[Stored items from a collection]
----
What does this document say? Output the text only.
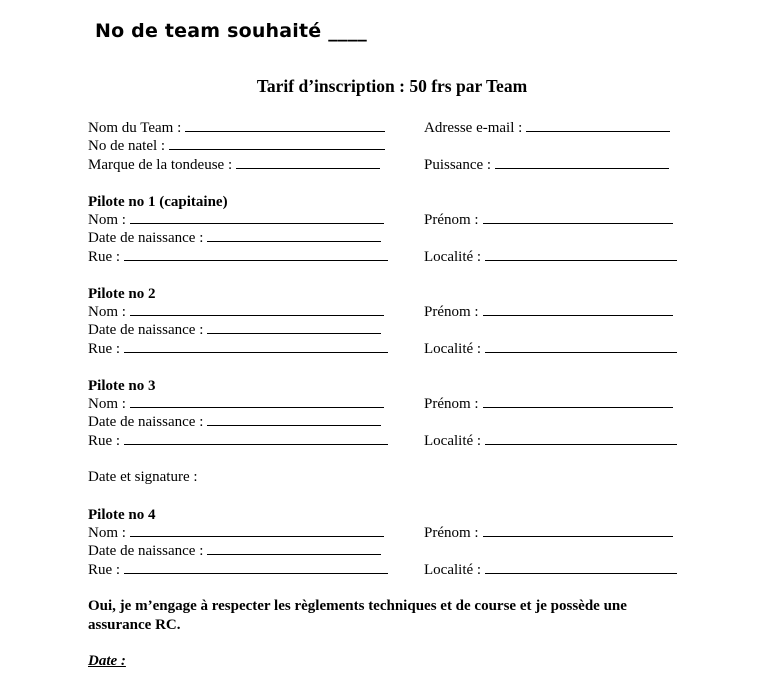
No de team souhaité ____
Tarif d’inscription : 50 frs par Team
Nom du Team :
No de natel :
Marque de la tondeuse :
Adresse e-mail :
Puissance :
Pilote no 1 (capitaine)
Nom :
Date de naissance :
Rue :
Prénom :
Localité :
Pilote no 2
Nom :
Date de naissance :
Rue :
Prénom :
Localité :
Pilote no 3
Nom :
Date de naissance :
Rue :
Prénom :
Localité :
Date et signature :
Pilote no 4
Nom :
Date de naissance :
Rue :
Prénom :
Localité :
Oui, je m’engage à respecter les règlements techniques et de course et je possède une assurance RC.
Date :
----
Exercise requirements — Repeat the material above word for word and skip every image in it.

Result —
What does this document say? Output the text only.
No de team souhaité ____
Tarif d’inscription : 50 frs par Team
Nom du Team :
No de natel :
Marque de la tondeuse :
Adresse e-mail :
Puissance :
Pilote no 1 (capitaine)
Nom :
Date de naissance :
Rue :
Prénom :
Localité :
Pilote no 2
Nom :
Date de naissance :
Rue :
Prénom :
Localité :
Pilote no 3
Nom :
Date de naissance :
Rue :
Prénom :
Localité :
Date et signature :
Pilote no 4
Nom :
Date de naissance :
Rue :
Prénom :
Localité :
Oui, je m’engage à respecter les règlements techniques et de course et je possède une assurance RC.
Date :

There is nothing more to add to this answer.